Stated task ▸
From the entries below, count the lines with "中共中央". Write only the count.

Records ▸
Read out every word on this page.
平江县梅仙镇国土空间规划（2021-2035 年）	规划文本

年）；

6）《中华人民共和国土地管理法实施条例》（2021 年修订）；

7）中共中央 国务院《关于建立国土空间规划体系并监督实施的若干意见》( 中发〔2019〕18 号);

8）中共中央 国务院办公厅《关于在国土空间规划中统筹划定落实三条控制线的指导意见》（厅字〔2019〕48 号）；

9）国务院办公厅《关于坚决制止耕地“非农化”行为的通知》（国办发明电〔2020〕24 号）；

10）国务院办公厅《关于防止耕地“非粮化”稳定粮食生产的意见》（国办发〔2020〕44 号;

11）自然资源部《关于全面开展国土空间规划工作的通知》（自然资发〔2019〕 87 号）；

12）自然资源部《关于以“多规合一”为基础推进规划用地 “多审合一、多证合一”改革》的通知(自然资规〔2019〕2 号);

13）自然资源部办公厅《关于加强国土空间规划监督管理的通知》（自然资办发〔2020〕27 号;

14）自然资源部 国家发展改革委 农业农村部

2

Written response ▸
2